**Material supplied**
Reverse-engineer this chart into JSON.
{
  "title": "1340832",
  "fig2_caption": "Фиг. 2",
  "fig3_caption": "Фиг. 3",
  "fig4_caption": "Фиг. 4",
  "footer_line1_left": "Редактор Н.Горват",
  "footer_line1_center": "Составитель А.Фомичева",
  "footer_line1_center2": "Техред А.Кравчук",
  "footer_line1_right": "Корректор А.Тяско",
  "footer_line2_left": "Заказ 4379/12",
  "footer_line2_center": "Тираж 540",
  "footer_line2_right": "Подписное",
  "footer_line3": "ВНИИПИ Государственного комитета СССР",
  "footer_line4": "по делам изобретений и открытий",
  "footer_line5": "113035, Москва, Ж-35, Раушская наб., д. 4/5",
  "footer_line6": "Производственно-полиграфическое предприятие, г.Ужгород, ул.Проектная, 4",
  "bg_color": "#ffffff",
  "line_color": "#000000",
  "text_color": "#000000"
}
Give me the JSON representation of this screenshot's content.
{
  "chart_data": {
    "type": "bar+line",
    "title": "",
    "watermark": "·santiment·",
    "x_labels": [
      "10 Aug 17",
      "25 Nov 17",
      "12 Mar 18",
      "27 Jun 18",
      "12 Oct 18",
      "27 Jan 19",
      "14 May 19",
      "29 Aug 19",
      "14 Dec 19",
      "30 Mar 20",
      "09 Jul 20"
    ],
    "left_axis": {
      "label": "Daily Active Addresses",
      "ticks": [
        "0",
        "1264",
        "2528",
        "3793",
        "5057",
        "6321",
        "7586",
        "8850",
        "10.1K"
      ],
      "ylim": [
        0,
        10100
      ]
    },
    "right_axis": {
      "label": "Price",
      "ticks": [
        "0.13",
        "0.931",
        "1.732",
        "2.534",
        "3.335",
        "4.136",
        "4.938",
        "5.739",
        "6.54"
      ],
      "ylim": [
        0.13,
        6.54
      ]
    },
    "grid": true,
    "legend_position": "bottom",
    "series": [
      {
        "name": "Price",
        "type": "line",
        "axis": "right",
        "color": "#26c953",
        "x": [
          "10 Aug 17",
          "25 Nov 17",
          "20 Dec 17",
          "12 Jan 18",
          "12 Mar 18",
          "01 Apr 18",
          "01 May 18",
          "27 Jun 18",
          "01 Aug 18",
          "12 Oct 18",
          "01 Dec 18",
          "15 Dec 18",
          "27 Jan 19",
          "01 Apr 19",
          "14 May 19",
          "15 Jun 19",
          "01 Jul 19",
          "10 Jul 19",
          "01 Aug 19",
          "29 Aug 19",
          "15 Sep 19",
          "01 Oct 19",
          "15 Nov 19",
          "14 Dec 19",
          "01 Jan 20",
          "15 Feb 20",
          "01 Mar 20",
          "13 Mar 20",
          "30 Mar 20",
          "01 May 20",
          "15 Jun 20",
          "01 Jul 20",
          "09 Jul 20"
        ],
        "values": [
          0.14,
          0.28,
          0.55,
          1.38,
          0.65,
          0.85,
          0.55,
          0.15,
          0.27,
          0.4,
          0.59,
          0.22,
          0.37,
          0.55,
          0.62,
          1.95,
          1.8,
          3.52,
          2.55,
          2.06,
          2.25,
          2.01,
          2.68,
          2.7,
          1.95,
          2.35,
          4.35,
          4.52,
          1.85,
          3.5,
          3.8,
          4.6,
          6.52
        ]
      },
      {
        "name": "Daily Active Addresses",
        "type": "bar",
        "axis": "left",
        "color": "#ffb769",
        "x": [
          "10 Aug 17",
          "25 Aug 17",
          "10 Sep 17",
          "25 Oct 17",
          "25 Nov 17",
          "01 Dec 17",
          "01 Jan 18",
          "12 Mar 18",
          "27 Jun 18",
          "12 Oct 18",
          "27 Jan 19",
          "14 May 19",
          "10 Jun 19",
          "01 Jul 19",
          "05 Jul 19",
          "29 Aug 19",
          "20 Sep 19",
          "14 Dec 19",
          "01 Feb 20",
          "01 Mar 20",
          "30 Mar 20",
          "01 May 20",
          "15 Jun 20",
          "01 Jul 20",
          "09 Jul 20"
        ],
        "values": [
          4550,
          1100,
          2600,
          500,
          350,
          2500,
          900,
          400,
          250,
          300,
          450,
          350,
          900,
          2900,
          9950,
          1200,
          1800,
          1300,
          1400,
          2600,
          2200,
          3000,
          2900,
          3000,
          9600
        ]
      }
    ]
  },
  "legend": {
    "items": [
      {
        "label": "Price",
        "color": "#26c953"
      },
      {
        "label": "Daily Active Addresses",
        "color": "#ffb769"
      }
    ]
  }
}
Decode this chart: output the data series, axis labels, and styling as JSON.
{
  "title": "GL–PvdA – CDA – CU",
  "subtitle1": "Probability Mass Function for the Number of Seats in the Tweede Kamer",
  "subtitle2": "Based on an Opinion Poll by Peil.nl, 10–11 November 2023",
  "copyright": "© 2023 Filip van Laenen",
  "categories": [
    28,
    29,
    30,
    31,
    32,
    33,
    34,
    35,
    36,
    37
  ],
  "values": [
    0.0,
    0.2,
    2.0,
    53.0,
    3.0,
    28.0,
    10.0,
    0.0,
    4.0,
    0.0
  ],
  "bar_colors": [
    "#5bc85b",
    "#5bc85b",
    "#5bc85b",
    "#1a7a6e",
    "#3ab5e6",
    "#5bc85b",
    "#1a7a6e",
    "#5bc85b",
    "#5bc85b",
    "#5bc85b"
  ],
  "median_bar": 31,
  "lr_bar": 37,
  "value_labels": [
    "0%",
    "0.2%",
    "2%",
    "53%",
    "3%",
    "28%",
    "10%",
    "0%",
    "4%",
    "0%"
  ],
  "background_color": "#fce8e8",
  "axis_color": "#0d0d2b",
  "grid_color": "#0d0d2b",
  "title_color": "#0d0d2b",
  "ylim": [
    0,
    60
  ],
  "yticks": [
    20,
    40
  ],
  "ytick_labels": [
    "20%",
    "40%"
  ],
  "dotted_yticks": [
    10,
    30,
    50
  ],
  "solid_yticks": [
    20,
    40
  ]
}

**Directions for this task**
Reproduce the material verbatim, line by line.

**The solution**
Reverse-engineer this chart into JSON.
{
  "title": "1340832",
  "fig2_caption": "Фиг. 2",
  "fig3_caption": "Фиг. 3",
  "fig4_caption": "Фиг. 4",
  "footer_line1_left": "Редактор Н.Горват",
  "footer_line1_center": "Составитель А.Фомичева",
  "footer_line1_center2": "Техред А.Кравчук",
  "footer_line1_right": "Корректор А.Тяско",
  "footer_line2_left": "Заказ 4379/12",
  "footer_line2_center": "Тираж 540",
  "footer_line2_right": "Подписное",
  "footer_line3": "ВНИИПИ Государственного комитета СССР",
  "footer_line4": "по делам изобретений и открытий",
  "footer_line5": "113035, Москва, Ж-35, Раушская наб., д. 4/5",
  "footer_line6": "Производственно-полиграфическое предприятие, г.Ужгород, ул.Проектная, 4",
  "bg_color": "#ffffff",
  "line_color": "#000000",
  "text_color": "#000000"
}
Give me the JSON representation of this screenshot's content.
{
  "chart_data": {
    "type": "bar+line",
    "title": "",
    "watermark": "·santiment·",
    "x_labels": [
      "10 Aug 17",
      "25 Nov 17",
      "12 Mar 18",
      "27 Jun 18",
      "12 Oct 18",
      "27 Jan 19",
      "14 May 19",
      "29 Aug 19",
      "14 Dec 19",
      "30 Mar 20",
      "09 Jul 20"
    ],
    "left_axis": {
      "label": "Daily Active Addresses",
      "ticks": [
        "0",
        "1264",
        "2528",
        "3793",
        "5057",
        "6321",
        "7586",
        "8850",
        "10.1K"
      ],
      "ylim": [
        0,
        10100
      ]
    },
    "right_axis": {
      "label": "Price",
      "ticks": [
        "0.13",
        "0.931",
        "1.732",
        "2.534",
        "3.335",
        "4.136",
        "4.938",
        "5.739",
        "6.54"
      ],
      "ylim": [
        0.13,
        6.54
      ]
    },
    "grid": true,
    "legend_position": "bottom",
    "series": [
      {
        "name": "Price",
        "type": "line",
        "axis": "right",
        "color": "#26c953",
        "x": [
          "10 Aug 17",
          "25 Nov 17",
          "20 Dec 17",
          "12 Jan 18",
          "12 Mar 18",
          "01 Apr 18",
          "01 May 18",
          "27 Jun 18",
          "01 Aug 18",
          "12 Oct 18",
          "01 Dec 18",
          "15 Dec 18",
          "27 Jan 19",
          "01 Apr 19",
          "14 May 19",
          "15 Jun 19",
          "01 Jul 19",
          "10 Jul 19",
          "01 Aug 19",
          "29 Aug 19",
          "15 Sep 19",
          "01 Oct 19",
          "15 Nov 19",
          "14 Dec 19",
          "01 Jan 20",
          "15 Feb 20",
          "01 Mar 20",
          "13 Mar 20",
          "30 Mar 20",
          "01 May 20",
          "15 Jun 20",
          "01 Jul 20",
          "09 Jul 20"
        ],
        "values": [
          0.14,
          0.28,
          0.55,
          1.38,
          0.65,
          0.85,
          0.55,
          0.15,
          0.27,
          0.4,
          0.59,
          0.22,
          0.37,
          0.55,
          0.62,
          1.95,
          1.8,
          3.52,
          2.55,
          2.06,
          2.25,
          2.01,
          2.68,
          2.7,
          1.95,
          2.35,
          4.35,
          4.52,
          1.85,
          3.5,
          3.8,
          4.6,
          6.52
        ]
      },
      {
        "name": "Daily Active Addresses",
        "type": "bar",
        "axis": "left",
        "color": "#ffb769",
        "x": [
          "10 Aug 17",
          "25 Aug 17",
          "10 Sep 17",
          "25 Oct 17",
          "25 Nov 17",
          "01 Dec 17",
          "01 Jan 18",
          "12 Mar 18",
          "27 Jun 18",
          "12 Oct 18",
          "27 Jan 19",
          "14 May 19",
          "10 Jun 19",
          "01 Jul 19",
          "05 Jul 19",
          "29 Aug 19",
          "20 Sep 19",
          "14 Dec 19",
          "01 Feb 20",
          "01 Mar 20",
          "30 Mar 20",
          "01 May 20",
          "15 Jun 20",
          "01 Jul 20",
          "09 Jul 20"
        ],
        "values": [
          4550,
          1100,
          2600,
          500,
          350,
          2500,
          900,
          400,
          250,
          300,
          450,
          350,
          900,
          2900,
          9950,
          1200,
          1800,
          1300,
          1400,
          2600,
          2200,
          3000,
          2900,
          3000,
          9600
        ]
      }
    ]
  },
  "legend": {
    "items": [
      {
        "label": "Price",
        "color": "#26c953"
      },
      {
        "label": "Daily Active Addresses",
        "color": "#ffb769"
      }
    ]
  }
}
Decode this chart: output the data series, axis labels, and styling as JSON.
{
  "title": "GL–PvdA – CDA – CU",
  "subtitle1": "Probability Mass Function for the Number of Seats in the Tweede Kamer",
  "subtitle2": "Based on an Opinion Poll by Peil.nl, 10–11 November 2023",
  "copyright": "© 2023 Filip van Laenen",
  "categories": [
    28,
    29,
    30,
    31,
    32,
    33,
    34,
    35,
    36,
    37
  ],
  "values": [
    0.0,
    0.2,
    2.0,
    53.0,
    3.0,
    28.0,
    10.0,
    0.0,
    4.0,
    0.0
  ],
  "bar_colors": [
    "#5bc85b",
    "#5bc85b",
    "#5bc85b",
    "#1a7a6e",
    "#3ab5e6",
    "#5bc85b",
    "#1a7a6e",
    "#5bc85b",
    "#5bc85b",
    "#5bc85b"
  ],
  "median_bar": 31,
  "lr_bar": 37,
  "value_labels": [
    "0%",
    "0.2%",
    "2%",
    "53%",
    "3%",
    "28%",
    "10%",
    "0%",
    "4%",
    "0%"
  ],
  "background_color": "#fce8e8",
  "axis_color": "#0d0d2b",
  "grid_color": "#0d0d2b",
  "title_color": "#0d0d2b",
  "ylim": [
    0,
    60
  ],
  "yticks": [
    20,
    40
  ],
  "ytick_labels": [
    "20%",
    "40%"
  ],
  "dotted_yticks": [
    10,
    30,
    50
  ],
  "solid_yticks": [
    20,
    40
  ]
}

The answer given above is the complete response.